- The exercise:
Below is some material; transcribe all of it exactly.

= = = =

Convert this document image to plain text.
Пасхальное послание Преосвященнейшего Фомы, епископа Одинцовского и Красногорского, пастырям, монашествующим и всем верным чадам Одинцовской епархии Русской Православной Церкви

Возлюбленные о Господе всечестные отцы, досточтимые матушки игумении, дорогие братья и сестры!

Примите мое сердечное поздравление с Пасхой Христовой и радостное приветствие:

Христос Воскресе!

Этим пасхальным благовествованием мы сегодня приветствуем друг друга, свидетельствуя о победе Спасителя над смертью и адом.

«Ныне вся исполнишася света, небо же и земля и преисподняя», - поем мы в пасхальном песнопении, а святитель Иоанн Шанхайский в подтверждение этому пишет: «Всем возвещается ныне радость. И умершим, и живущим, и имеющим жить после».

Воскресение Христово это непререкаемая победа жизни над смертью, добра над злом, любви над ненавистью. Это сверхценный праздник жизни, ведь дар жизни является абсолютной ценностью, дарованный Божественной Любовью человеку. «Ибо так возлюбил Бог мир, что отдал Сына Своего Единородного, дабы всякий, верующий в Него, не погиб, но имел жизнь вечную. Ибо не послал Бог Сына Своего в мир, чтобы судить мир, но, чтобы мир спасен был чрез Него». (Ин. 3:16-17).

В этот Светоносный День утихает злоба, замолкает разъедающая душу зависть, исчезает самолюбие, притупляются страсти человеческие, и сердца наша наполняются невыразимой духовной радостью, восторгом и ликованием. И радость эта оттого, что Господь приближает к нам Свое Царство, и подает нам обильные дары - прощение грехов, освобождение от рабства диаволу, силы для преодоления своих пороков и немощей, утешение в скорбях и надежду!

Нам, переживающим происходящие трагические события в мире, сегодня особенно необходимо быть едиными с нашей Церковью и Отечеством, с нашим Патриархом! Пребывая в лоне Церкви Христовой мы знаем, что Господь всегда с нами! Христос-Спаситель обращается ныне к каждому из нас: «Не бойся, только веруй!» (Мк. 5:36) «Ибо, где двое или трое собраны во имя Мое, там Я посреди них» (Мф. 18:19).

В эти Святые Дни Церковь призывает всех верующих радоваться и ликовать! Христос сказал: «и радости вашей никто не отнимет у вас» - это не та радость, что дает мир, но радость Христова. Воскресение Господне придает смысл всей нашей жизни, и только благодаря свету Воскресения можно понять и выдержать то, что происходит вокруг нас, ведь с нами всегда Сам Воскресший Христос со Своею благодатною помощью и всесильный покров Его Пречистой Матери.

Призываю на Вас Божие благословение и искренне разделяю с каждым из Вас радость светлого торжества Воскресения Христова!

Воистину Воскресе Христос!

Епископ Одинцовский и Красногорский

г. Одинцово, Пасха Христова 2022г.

= = = =

- Solution for this problem:
Convert this document image to plain text.
Пасхальное послание Преосвященнейшего Фомы, епископа Одинцовского и Красногорского, пастырям, монашествующим и всем верным чадам Одинцовской епархии Русской Православной Церкви

Возлюбленные о Господе всечестные отцы, досточтимые матушки игумении, дорогие братья и сестры!

Примите мое сердечное поздравление с Пасхой Христовой и радостное приветствие:

Христос Воскресе!

Этим пасхальным благовествованием мы сегодня приветствуем друг друга, свидетельствуя о победе Спасителя над смертью и адом.

«Ныне вся исполнишася света, небо же и земля и преисподняя», - поем мы в пасхальном песнопении, а святитель Иоанн Шанхайский в подтверждение этому пишет: «Всем возвещается ныне радость. И умершим, и живущим, и имеющим жить после».

Воскресение Христово это непререкаемая победа жизни над смертью, добра над злом, любви над ненавистью. Это сверхценный праздник жизни, ведь дар жизни является абсолютной ценностью, дарованный Божественной Любовью человеку. «Ибо так возлюбил Бог мир, что отдал Сына Своего Единородного, дабы всякий, верующий в Него, не погиб, но имел жизнь вечную. Ибо не послал Бог Сына Своего в мир, чтобы судить мир, но, чтобы мир спасен был чрез Него». (Ин. 3:16-17).

В этот Светоносный День утихает злоба, замолкает разъедающая душу зависть, исчезает самолюбие, притупляются страсти человеческие, и сердца наша наполняются невыразимой духовной радостью, восторгом и ликованием. И радость эта оттого, что Господь приближает к нам Свое Царство, и подает нам обильные дары - прощение грехов, освобождение от рабства диаволу, силы для преодоления своих пороков и немощей, утешение в скорбях и надежду!

Нам, переживающим происходящие трагические события в мире, сегодня особенно необходимо быть едиными с нашей Церковью и Отечеством, с нашим Патриархом! Пребывая в лоне Церкви Христовой мы знаем, что Господь всегда с нами! Христос-Спаситель обращается ныне к каждому из нас: «Не бойся, только веруй!» (Мк. 5:36) «Ибо, где двое или трое собраны во имя Мое, там Я посреди них» (Мф. 18:19).

В эти Святые Дни Церковь призывает всех верующих радоваться и ликовать! Христос сказал: «и радости вашей никто не отнимет у вас» - это не та радость, что дает мир, но радость Христова. Воскресение Господне придает смысл всей нашей жизни, и только благодаря свету Воскресения можно понять и выдержать то, что происходит вокруг нас, ведь с нами всегда Сам Воскресший Христос со Своею благодатною помощью и всесильный покров Его Пречистой Матери.

Призываю на Вас Божие благословение и искренне разделяю с каждым из Вас радость светлого торжества Воскресения Христова!

Воистину Воскресе Христос!

Епископ Одинцовский и Красногорский

г. Одинцово, Пасха Христова 2022г.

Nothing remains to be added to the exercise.